> RECORDED DATA
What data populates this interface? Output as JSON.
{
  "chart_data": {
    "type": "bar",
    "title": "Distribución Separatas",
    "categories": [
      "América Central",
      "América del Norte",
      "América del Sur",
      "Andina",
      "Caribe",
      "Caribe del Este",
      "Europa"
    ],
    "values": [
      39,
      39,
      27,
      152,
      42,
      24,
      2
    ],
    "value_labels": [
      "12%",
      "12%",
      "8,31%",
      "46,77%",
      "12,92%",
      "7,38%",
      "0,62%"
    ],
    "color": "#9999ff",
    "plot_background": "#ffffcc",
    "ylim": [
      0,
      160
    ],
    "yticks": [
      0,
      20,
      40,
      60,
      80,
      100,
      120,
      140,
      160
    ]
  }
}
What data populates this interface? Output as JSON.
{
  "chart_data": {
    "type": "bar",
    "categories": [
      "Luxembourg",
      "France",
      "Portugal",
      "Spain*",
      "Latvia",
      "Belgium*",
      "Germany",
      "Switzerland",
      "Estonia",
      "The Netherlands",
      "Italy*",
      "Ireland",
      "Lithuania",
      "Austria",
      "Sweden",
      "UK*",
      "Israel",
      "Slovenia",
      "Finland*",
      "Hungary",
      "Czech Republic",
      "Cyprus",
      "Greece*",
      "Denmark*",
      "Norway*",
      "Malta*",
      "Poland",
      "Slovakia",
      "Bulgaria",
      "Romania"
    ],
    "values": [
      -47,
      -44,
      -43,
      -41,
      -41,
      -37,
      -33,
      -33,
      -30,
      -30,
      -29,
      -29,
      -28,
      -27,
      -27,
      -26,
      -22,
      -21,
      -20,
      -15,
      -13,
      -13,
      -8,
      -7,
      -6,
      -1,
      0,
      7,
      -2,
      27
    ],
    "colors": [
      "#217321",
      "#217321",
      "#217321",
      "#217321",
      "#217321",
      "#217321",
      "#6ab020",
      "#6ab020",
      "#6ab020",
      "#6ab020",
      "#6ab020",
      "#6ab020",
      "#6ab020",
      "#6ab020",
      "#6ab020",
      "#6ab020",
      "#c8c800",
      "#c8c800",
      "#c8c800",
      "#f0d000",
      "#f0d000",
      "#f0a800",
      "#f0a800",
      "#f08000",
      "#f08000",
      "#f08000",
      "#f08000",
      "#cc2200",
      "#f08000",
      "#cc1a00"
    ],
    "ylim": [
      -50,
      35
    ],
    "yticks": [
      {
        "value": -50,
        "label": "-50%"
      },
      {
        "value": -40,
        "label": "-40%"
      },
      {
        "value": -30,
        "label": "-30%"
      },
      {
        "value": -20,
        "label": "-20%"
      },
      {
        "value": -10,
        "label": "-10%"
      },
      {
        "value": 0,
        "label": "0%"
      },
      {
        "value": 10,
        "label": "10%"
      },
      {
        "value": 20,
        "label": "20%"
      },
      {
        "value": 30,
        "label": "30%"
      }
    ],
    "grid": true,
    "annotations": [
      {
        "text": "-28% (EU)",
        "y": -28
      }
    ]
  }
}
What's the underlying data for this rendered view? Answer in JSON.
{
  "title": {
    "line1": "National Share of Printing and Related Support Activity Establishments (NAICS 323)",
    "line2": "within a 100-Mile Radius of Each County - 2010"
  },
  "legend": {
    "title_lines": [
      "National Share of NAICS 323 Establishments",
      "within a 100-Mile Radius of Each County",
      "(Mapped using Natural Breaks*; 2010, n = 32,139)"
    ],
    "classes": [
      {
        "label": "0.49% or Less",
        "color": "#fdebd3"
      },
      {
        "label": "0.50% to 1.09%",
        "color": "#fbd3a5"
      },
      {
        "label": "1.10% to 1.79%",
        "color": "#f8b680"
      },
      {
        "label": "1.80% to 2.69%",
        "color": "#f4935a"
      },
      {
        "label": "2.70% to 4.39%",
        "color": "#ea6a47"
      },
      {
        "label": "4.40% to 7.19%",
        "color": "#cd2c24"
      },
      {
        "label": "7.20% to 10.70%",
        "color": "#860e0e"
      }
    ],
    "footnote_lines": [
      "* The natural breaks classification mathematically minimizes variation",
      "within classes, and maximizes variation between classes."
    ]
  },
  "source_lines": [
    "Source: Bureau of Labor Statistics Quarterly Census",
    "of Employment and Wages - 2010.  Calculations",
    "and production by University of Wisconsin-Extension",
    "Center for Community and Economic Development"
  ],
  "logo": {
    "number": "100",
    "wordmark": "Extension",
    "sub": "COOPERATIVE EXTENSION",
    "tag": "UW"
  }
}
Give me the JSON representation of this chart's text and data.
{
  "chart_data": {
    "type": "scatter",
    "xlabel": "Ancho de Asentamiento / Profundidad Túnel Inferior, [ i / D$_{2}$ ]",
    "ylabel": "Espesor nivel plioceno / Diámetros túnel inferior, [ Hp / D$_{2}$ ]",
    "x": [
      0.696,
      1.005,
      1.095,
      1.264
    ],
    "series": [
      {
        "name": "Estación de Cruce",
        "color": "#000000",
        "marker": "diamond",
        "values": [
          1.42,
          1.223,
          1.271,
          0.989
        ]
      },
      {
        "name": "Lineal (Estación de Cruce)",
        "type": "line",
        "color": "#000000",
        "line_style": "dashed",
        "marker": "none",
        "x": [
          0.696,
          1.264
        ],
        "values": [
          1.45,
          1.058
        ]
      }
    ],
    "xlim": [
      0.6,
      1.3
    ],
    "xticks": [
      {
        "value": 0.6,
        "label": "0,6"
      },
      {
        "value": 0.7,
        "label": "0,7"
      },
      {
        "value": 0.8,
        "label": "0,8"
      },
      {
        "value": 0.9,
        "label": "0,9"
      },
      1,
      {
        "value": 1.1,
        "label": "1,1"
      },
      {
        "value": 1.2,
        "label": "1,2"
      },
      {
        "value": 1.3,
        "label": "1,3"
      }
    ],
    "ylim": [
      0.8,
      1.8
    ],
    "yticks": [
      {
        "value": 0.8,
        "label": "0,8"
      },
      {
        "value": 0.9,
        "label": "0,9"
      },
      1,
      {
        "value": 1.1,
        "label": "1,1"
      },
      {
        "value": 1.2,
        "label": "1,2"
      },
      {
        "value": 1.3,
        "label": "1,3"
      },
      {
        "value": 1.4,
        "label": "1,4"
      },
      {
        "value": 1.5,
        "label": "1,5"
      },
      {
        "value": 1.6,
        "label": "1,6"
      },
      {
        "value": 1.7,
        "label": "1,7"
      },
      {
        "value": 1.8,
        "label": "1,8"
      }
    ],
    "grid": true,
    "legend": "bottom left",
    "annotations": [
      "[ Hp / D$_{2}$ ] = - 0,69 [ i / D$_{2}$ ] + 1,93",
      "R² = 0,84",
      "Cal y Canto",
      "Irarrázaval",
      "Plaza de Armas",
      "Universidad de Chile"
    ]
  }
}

> DIRECTIONS
In the entries above, find each line with the word "Cruce" and copy it.

> REPLY
        "name": "Estación de Cruce",
        "name": "Lineal (Estación de Cruce)",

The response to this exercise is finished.